-- What is needed --
Return the listing below in full, with every line exactly as it is.

(A block of data)
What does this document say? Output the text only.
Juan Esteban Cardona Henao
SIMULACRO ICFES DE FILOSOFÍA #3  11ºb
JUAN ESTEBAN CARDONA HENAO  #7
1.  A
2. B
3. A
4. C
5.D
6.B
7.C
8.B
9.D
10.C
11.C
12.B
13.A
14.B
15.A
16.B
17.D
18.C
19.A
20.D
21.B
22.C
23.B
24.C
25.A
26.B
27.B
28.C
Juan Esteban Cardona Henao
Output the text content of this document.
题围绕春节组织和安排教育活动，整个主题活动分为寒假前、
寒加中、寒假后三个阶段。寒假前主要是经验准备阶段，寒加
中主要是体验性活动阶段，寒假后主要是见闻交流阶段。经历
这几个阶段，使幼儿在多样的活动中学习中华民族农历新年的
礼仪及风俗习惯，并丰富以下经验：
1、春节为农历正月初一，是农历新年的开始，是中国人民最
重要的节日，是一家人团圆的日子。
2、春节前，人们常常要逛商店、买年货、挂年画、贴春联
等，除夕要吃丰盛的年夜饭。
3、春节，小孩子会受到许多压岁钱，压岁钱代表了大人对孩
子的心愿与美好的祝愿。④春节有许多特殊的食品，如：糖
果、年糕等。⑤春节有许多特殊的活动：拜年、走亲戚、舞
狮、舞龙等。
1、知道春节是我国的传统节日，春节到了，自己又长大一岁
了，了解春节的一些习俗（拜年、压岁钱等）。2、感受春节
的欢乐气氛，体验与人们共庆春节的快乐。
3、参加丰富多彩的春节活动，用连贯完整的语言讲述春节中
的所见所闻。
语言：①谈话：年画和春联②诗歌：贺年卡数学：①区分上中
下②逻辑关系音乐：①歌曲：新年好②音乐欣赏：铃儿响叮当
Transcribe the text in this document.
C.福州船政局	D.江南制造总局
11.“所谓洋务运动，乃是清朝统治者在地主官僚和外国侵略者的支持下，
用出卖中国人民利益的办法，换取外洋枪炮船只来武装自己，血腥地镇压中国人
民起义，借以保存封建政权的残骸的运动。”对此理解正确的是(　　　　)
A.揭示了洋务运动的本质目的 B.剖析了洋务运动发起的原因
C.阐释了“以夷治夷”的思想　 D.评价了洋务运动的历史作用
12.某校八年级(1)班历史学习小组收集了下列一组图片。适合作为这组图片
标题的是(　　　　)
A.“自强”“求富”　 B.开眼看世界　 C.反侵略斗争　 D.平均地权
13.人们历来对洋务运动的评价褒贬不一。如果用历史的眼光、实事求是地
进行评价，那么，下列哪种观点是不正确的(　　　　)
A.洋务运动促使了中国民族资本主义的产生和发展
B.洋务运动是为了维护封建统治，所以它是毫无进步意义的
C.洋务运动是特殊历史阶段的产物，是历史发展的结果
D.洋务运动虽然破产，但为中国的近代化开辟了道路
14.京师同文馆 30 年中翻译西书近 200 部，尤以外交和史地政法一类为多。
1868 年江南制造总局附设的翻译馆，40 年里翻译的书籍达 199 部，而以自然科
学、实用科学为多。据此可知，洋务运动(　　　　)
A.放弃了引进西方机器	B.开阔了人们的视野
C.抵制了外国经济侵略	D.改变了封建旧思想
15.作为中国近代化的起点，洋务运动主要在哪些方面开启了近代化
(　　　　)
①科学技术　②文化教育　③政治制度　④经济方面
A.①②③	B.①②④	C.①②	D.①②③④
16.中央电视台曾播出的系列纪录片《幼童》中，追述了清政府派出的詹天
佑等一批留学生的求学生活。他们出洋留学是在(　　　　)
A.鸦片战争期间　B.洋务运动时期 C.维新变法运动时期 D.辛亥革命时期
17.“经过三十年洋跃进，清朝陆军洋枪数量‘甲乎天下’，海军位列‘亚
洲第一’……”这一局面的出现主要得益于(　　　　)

-- Worked answer --
What does this document say? Output the text only.
Juan Esteban Cardona Henao
SIMULACRO ICFES DE FILOSOFÍA #3  11ºb
JUAN ESTEBAN CARDONA HENAO  #7
1.  A
2. B
3. A
4. C
5.D
6.B
7.C
8.B
9.D
10.C
11.C
12.B
13.A
14.B
15.A
16.B
17.D
18.C
19.A
20.D
21.B
22.C
23.B
24.C
25.A
26.B
27.B
28.C
Juan Esteban Cardona Henao
Output the text content of this document.
题围绕春节组织和安排教育活动，整个主题活动分为寒假前、
寒加中、寒假后三个阶段。寒假前主要是经验准备阶段，寒加
中主要是体验性活动阶段，寒假后主要是见闻交流阶段。经历
这几个阶段，使幼儿在多样的活动中学习中华民族农历新年的
礼仪及风俗习惯，并丰富以下经验：
1、春节为农历正月初一，是农历新年的开始，是中国人民最
重要的节日，是一家人团圆的日子。
2、春节前，人们常常要逛商店、买年货、挂年画、贴春联
等，除夕要吃丰盛的年夜饭。
3、春节，小孩子会受到许多压岁钱，压岁钱代表了大人对孩
子的心愿与美好的祝愿。④春节有许多特殊的食品，如：糖
果、年糕等。⑤春节有许多特殊的活动：拜年、走亲戚、舞
狮、舞龙等。
1、知道春节是我国的传统节日，春节到了，自己又长大一岁
了，了解春节的一些习俗（拜年、压岁钱等）。2、感受春节
的欢乐气氛，体验与人们共庆春节的快乐。
3、参加丰富多彩的春节活动，用连贯完整的语言讲述春节中
的所见所闻。
语言：①谈话：年画和春联②诗歌：贺年卡数学：①区分上中
下②逻辑关系音乐：①歌曲：新年好②音乐欣赏：铃儿响叮当
Transcribe the text in this document.
C.福州船政局	D.江南制造总局
11.“所谓洋务运动，乃是清朝统治者在地主官僚和外国侵略者的支持下，
用出卖中国人民利益的办法，换取外洋枪炮船只来武装自己，血腥地镇压中国人
民起义，借以保存封建政权的残骸的运动。”对此理解正确的是(　　　　)
A.揭示了洋务运动的本质目的 B.剖析了洋务运动发起的原因
C.阐释了“以夷治夷”的思想　 D.评价了洋务运动的历史作用
12.某校八年级(1)班历史学习小组收集了下列一组图片。适合作为这组图片
标题的是(　　　　)
A.“自强”“求富”　 B.开眼看世界　 C.反侵略斗争　 D.平均地权
13.人们历来对洋务运动的评价褒贬不一。如果用历史的眼光、实事求是地
进行评价，那么，下列哪种观点是不正确的(　　　　)
A.洋务运动促使了中国民族资本主义的产生和发展
B.洋务运动是为了维护封建统治，所以它是毫无进步意义的
C.洋务运动是特殊历史阶段的产物，是历史发展的结果
D.洋务运动虽然破产，但为中国的近代化开辟了道路
14.京师同文馆 30 年中翻译西书近 200 部，尤以外交和史地政法一类为多。
1868 年江南制造总局附设的翻译馆，40 年里翻译的书籍达 199 部，而以自然科
学、实用科学为多。据此可知，洋务运动(　　　　)
A.放弃了引进西方机器	B.开阔了人们的视野
C.抵制了外国经济侵略	D.改变了封建旧思想
15.作为中国近代化的起点，洋务运动主要在哪些方面开启了近代化
(　　　　)
①科学技术　②文化教育　③政治制度　④经济方面
A.①②③	B.①②④	C.①②	D.①②③④
16.中央电视台曾播出的系列纪录片《幼童》中，追述了清政府派出的詹天
佑等一批留学生的求学生活。他们出洋留学是在(　　　　)
A.鸦片战争期间　B.洋务运动时期 C.维新变法运动时期 D.辛亥革命时期
17.“经过三十年洋跃进，清朝陆军洋枪数量‘甲乎天下’，海军位列‘亚
洲第一’……”这一局面的出现主要得益于(　　　　)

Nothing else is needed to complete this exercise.